Retype all of the data exactly as given.

→ **Items from a dataset**:
-*-*-

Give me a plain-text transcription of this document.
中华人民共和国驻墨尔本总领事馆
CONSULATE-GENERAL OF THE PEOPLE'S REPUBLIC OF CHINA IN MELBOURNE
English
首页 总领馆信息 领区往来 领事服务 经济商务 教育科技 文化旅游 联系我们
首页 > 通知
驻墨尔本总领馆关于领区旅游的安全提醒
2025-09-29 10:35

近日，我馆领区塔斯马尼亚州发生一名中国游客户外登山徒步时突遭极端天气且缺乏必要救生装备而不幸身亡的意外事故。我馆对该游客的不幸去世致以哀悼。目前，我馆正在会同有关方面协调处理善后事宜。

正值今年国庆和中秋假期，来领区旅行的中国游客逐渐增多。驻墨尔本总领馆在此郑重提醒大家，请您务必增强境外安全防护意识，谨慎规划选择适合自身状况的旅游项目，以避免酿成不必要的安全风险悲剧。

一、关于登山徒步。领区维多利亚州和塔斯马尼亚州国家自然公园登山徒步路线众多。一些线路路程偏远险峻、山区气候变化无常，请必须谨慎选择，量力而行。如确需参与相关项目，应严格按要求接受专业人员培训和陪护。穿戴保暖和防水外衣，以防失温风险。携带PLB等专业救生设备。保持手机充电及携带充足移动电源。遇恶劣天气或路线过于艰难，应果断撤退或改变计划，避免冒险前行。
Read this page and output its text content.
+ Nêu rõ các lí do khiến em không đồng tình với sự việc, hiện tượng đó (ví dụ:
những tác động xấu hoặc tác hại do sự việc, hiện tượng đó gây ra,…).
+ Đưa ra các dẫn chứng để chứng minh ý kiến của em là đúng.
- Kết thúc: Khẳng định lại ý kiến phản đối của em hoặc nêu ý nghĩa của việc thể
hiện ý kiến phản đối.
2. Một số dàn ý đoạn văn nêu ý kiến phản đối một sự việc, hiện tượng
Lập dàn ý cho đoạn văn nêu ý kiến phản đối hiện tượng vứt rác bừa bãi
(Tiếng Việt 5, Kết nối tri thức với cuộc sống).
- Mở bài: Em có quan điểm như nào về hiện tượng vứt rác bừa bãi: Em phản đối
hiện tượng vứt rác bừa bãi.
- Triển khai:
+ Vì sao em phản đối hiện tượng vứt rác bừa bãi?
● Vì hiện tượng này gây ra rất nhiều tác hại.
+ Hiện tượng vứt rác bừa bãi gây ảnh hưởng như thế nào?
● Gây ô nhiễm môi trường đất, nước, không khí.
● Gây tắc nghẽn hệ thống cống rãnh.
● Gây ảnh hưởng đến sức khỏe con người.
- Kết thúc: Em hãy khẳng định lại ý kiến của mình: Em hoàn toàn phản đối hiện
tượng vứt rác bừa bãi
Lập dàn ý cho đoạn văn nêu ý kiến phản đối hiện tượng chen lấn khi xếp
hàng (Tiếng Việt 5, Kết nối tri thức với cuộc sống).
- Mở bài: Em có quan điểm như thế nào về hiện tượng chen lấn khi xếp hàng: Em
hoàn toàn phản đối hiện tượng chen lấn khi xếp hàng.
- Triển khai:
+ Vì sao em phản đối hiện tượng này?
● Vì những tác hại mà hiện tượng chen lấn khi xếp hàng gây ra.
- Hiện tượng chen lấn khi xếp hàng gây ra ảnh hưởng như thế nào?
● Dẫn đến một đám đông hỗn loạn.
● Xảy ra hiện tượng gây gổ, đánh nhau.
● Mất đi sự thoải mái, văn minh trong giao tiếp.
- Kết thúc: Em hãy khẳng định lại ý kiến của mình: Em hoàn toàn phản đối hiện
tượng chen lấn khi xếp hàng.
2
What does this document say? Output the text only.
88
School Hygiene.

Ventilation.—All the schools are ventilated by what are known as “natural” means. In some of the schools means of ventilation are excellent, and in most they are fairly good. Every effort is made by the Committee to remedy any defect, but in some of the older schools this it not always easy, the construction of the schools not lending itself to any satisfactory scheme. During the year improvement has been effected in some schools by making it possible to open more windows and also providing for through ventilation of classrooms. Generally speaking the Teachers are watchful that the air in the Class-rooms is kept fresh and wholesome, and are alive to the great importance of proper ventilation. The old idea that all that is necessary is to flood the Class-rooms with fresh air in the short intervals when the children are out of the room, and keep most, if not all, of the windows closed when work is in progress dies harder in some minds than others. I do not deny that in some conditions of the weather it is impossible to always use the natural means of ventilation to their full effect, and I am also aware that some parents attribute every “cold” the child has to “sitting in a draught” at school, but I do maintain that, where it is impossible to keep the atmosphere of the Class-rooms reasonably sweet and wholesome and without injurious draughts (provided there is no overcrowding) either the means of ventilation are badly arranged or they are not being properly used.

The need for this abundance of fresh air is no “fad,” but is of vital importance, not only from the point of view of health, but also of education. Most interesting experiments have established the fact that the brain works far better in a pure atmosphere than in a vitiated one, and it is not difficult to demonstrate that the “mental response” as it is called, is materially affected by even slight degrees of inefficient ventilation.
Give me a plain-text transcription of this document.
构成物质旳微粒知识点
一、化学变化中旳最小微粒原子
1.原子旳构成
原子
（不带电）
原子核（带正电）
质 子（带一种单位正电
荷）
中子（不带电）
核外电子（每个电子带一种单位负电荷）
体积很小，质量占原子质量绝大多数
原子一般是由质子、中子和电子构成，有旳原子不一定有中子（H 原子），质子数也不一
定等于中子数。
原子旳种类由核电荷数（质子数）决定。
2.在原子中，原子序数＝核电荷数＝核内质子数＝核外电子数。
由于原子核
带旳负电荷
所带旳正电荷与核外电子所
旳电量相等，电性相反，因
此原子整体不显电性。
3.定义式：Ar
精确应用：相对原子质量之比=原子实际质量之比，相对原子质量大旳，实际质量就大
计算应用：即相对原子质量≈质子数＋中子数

-*-*-

→ **EXERCISE SOLUTION**:
Give me a plain-text transcription of this document.
中华人民共和国驻墨尔本总领事馆
CONSULATE-GENERAL OF THE PEOPLE'S REPUBLIC OF CHINA IN MELBOURNE
English
首页 总领馆信息 领区往来 领事服务 经济商务 教育科技 文化旅游 联系我们
首页 > 通知
驻墨尔本总领馆关于领区旅游的安全提醒
2025-09-29 10:35

近日，我馆领区塔斯马尼亚州发生一名中国游客户外登山徒步时突遭极端天气且缺乏必要救生装备而不幸身亡的意外事故。我馆对该游客的不幸去世致以哀悼。目前，我馆正在会同有关方面协调处理善后事宜。

正值今年国庆和中秋假期，来领区旅行的中国游客逐渐增多。驻墨尔本总领馆在此郑重提醒大家，请您务必增强境外安全防护意识，谨慎规划选择适合自身状况的旅游项目，以避免酿成不必要的安全风险悲剧。

一、关于登山徒步。领区维多利亚州和塔斯马尼亚州国家自然公园登山徒步路线众多。一些线路路程偏远险峻、山区气候变化无常，请必须谨慎选择，量力而行。如确需参与相关项目，应严格按要求接受专业人员培训和陪护。穿戴保暖和防水外衣，以防失温风险。携带PLB等专业救生设备。保持手机充电及携带充足移动电源。遇恶劣天气或路线过于艰难，应果断撤退或改变计划，避免冒险前行。
Read this page and output its text content.
+ Nêu rõ các lí do khiến em không đồng tình với sự việc, hiện tượng đó (ví dụ:
những tác động xấu hoặc tác hại do sự việc, hiện tượng đó gây ra,…).
+ Đưa ra các dẫn chứng để chứng minh ý kiến của em là đúng.
- Kết thúc: Khẳng định lại ý kiến phản đối của em hoặc nêu ý nghĩa của việc thể
hiện ý kiến phản đối.
2. Một số dàn ý đoạn văn nêu ý kiến phản đối một sự việc, hiện tượng
Lập dàn ý cho đoạn văn nêu ý kiến phản đối hiện tượng vứt rác bừa bãi
(Tiếng Việt 5, Kết nối tri thức với cuộc sống).
- Mở bài: Em có quan điểm như nào về hiện tượng vứt rác bừa bãi: Em phản đối
hiện tượng vứt rác bừa bãi.
- Triển khai:
+ Vì sao em phản đối hiện tượng vứt rác bừa bãi?
● Vì hiện tượng này gây ra rất nhiều tác hại.
+ Hiện tượng vứt rác bừa bãi gây ảnh hưởng như thế nào?
● Gây ô nhiễm môi trường đất, nước, không khí.
● Gây tắc nghẽn hệ thống cống rãnh.
● Gây ảnh hưởng đến sức khỏe con người.
- Kết thúc: Em hãy khẳng định lại ý kiến của mình: Em hoàn toàn phản đối hiện
tượng vứt rác bừa bãi
Lập dàn ý cho đoạn văn nêu ý kiến phản đối hiện tượng chen lấn khi xếp
hàng (Tiếng Việt 5, Kết nối tri thức với cuộc sống).
- Mở bài: Em có quan điểm như thế nào về hiện tượng chen lấn khi xếp hàng: Em
hoàn toàn phản đối hiện tượng chen lấn khi xếp hàng.
- Triển khai:
+ Vì sao em phản đối hiện tượng này?
● Vì những tác hại mà hiện tượng chen lấn khi xếp hàng gây ra.
- Hiện tượng chen lấn khi xếp hàng gây ra ảnh hưởng như thế nào?
● Dẫn đến một đám đông hỗn loạn.
● Xảy ra hiện tượng gây gổ, đánh nhau.
● Mất đi sự thoải mái, văn minh trong giao tiếp.
- Kết thúc: Em hãy khẳng định lại ý kiến của mình: Em hoàn toàn phản đối hiện
tượng chen lấn khi xếp hàng.
2
What does this document say? Output the text only.
88
School Hygiene.

Ventilation.—All the schools are ventilated by what are known as “natural” means. In some of the schools means of ventilation are excellent, and in most they are fairly good. Every effort is made by the Committee to remedy any defect, but in some of the older schools this it not always easy, the construction of the schools not lending itself to any satisfactory scheme. During the year improvement has been effected in some schools by making it possible to open more windows and also providing for through ventilation of classrooms. Generally speaking the Teachers are watchful that the air in the Class-rooms is kept fresh and wholesome, and are alive to the great importance of proper ventilation. The old idea that all that is necessary is to flood the Class-rooms with fresh air in the short intervals when the children are out of the room, and keep most, if not all, of the windows closed when work is in progress dies harder in some minds than others. I do not deny that in some conditions of the weather it is impossible to always use the natural means of ventilation to their full effect, and I am also aware that some parents attribute every “cold” the child has to “sitting in a draught” at school, but I do maintain that, where it is impossible to keep the atmosphere of the Class-rooms reasonably sweet and wholesome and without injurious draughts (provided there is no overcrowding) either the means of ventilation are badly arranged or they are not being properly used.

The need for this abundance of fresh air is no “fad,” but is of vital importance, not only from the point of view of health, but also of education. Most interesting experiments have established the fact that the brain works far better in a pure atmosphere than in a vitiated one, and it is not difficult to demonstrate that the “mental response” as it is called, is materially affected by even slight degrees of inefficient ventilation.
Give me a plain-text transcription of this document.
构成物质旳微粒知识点
一、化学变化中旳最小微粒原子
1.原子旳构成
原子
（不带电）
原子核（带正电）
质 子（带一种单位正电
荷）
中子（不带电）
核外电子（每个电子带一种单位负电荷）
体积很小，质量占原子质量绝大多数
原子一般是由质子、中子和电子构成，有旳原子不一定有中子（H 原子），质子数也不一
定等于中子数。
原子旳种类由核电荷数（质子数）决定。
2.在原子中，原子序数＝核电荷数＝核内质子数＝核外电子数。
由于原子核
带旳负电荷
所带旳正电荷与核外电子所
旳电量相等，电性相反，因
此原子整体不显电性。
3.定义式：Ar
精确应用：相对原子质量之比=原子实际质量之比，相对原子质量大旳，实际质量就大
计算应用：即相对原子质量≈质子数＋中子数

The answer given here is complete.